__Instructions for the task__
Out of the lines in this data, how many include "Experience"? Give the number and nothing else.

__Task inputs__
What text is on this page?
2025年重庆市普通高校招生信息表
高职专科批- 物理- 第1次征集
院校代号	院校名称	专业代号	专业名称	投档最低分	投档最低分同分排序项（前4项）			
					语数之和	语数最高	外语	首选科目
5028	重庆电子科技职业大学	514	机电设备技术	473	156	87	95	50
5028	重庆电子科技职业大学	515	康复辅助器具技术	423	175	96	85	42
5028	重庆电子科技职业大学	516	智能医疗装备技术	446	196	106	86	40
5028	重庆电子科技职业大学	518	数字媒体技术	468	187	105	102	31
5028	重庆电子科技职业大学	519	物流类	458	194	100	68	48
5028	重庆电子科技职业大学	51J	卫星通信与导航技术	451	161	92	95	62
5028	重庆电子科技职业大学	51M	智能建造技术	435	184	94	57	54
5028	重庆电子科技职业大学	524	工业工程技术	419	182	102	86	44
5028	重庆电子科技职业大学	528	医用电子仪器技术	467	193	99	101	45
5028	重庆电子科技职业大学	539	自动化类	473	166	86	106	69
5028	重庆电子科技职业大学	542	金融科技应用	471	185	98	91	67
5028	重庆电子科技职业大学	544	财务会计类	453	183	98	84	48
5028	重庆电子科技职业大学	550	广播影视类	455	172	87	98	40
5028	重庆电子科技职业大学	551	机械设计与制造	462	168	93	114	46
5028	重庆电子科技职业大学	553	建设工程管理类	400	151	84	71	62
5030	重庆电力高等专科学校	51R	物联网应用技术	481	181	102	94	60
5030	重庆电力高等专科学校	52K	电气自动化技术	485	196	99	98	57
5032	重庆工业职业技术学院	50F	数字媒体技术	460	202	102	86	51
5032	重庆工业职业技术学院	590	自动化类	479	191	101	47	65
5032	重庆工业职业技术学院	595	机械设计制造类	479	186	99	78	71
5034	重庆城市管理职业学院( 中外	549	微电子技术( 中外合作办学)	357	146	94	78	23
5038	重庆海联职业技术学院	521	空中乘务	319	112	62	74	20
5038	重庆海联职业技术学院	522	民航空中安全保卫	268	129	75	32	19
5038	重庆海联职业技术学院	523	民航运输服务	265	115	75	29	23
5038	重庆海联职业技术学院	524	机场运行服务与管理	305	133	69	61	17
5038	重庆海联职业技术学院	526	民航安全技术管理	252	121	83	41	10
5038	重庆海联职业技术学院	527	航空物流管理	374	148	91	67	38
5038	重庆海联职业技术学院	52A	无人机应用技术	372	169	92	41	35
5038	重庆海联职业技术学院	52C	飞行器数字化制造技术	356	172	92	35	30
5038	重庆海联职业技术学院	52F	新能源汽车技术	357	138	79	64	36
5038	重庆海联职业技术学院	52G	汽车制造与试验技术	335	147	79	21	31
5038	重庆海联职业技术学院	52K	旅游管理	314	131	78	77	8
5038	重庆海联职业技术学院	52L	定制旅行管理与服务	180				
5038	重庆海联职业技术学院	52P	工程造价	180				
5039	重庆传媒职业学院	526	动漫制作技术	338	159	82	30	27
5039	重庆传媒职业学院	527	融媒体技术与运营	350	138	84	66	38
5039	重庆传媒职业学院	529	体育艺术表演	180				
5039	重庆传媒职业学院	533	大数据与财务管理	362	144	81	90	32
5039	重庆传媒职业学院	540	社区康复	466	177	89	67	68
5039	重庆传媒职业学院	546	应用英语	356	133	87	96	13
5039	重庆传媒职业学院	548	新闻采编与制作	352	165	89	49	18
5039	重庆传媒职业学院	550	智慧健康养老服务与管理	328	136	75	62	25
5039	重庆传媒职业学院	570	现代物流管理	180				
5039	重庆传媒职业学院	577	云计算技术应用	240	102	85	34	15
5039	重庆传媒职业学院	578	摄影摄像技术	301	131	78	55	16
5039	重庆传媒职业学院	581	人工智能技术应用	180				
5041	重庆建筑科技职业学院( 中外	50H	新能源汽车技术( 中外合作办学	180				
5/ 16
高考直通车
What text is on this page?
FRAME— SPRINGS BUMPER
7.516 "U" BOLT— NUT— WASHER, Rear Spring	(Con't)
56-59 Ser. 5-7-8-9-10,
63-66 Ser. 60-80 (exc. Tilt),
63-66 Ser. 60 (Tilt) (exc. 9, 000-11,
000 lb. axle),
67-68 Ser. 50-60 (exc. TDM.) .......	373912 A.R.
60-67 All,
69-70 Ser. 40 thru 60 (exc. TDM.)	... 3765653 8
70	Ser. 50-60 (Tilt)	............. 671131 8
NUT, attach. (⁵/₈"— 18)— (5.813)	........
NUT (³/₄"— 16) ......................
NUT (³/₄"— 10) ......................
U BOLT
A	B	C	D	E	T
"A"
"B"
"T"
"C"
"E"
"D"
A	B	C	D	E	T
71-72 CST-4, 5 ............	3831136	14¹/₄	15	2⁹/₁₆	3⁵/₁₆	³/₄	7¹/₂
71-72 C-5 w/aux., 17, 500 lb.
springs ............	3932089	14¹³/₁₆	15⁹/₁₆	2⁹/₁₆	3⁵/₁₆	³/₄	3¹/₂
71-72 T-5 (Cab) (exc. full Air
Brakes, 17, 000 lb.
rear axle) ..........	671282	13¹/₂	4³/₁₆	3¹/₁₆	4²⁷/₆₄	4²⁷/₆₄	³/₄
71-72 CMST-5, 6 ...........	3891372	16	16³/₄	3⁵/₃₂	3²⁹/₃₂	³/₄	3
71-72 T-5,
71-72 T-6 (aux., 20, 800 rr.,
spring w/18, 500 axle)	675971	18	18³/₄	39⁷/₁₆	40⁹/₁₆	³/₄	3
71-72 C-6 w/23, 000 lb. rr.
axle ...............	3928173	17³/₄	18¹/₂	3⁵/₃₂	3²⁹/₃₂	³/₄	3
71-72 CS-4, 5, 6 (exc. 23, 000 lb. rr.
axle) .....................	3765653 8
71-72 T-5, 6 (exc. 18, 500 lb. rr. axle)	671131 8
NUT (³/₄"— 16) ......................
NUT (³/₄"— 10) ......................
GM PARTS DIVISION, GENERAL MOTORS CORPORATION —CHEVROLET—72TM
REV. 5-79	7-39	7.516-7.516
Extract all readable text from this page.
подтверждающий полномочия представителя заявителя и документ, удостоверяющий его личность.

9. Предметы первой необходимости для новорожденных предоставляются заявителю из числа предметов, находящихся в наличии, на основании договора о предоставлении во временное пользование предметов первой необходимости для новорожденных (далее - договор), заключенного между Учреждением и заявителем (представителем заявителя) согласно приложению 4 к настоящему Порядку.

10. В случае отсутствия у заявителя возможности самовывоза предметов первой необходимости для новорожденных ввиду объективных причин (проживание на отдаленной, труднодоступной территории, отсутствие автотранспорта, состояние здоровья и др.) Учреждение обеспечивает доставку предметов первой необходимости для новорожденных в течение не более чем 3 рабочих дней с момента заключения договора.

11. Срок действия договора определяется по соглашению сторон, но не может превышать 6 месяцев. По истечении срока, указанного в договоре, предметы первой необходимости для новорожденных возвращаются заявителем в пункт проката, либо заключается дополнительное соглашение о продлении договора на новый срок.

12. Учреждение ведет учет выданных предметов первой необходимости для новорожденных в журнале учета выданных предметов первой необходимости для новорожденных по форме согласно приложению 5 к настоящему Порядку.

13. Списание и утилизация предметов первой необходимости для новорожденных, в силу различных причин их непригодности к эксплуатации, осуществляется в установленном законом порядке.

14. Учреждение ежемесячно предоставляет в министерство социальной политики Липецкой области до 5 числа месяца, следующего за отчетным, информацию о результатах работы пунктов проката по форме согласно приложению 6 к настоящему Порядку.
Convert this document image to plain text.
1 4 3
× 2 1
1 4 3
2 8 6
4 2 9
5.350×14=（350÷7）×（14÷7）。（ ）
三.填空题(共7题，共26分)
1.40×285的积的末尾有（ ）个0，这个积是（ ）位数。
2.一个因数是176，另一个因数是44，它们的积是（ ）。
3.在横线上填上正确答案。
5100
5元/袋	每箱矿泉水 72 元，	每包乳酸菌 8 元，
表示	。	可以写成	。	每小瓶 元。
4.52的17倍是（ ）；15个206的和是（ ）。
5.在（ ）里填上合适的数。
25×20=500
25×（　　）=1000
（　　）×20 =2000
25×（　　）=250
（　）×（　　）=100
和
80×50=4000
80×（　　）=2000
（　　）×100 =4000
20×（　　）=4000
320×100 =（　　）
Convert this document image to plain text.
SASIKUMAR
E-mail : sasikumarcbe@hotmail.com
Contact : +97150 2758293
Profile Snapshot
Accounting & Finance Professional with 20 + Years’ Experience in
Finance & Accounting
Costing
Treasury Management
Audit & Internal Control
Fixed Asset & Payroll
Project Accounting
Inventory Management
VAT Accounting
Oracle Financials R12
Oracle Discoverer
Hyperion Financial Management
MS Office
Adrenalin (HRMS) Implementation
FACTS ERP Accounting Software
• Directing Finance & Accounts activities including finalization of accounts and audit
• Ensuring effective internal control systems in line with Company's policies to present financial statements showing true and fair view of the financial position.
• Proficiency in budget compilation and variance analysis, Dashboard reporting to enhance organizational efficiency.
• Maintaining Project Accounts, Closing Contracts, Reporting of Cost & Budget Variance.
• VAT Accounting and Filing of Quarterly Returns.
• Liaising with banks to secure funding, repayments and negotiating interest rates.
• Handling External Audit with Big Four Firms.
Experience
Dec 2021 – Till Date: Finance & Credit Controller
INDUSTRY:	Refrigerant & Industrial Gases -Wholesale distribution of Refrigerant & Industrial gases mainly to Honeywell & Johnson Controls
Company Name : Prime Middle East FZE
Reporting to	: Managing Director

__Worked solution__
2